- **GIVEN DATA**:
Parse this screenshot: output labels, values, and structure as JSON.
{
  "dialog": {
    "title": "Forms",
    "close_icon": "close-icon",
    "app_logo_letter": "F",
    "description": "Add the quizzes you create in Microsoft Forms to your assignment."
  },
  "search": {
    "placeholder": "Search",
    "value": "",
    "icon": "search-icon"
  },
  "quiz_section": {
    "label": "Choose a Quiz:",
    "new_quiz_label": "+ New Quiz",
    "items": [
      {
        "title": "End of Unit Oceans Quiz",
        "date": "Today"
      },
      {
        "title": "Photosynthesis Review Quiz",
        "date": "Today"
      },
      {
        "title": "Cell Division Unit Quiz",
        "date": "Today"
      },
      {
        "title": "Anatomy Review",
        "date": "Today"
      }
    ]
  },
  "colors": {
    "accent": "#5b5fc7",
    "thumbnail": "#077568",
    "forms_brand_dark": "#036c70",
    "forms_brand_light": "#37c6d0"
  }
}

- **TASK**: Make an exact copy of the material above.

- **ANSWER FOR THIS EXERCISE**:
Parse this screenshot: output labels, values, and structure as JSON.
{
  "dialog": {
    "title": "Forms",
    "close_icon": "close-icon",
    "app_logo_letter": "F",
    "description": "Add the quizzes you create in Microsoft Forms to your assignment."
  },
  "search": {
    "placeholder": "Search",
    "value": "",
    "icon": "search-icon"
  },
  "quiz_section": {
    "label": "Choose a Quiz:",
    "new_quiz_label": "+ New Quiz",
    "items": [
      {
        "title": "End of Unit Oceans Quiz",
        "date": "Today"
      },
      {
        "title": "Photosynthesis Review Quiz",
        "date": "Today"
      },
      {
        "title": "Cell Division Unit Quiz",
        "date": "Today"
      },
      {
        "title": "Anatomy Review",
        "date": "Today"
      }
    ]
  },
  "colors": {
    "accent": "#5b5fc7",
    "thumbnail": "#077568",
    "forms_brand_dark": "#036c70",
    "forms_brand_light": "#37c6d0"
  }
}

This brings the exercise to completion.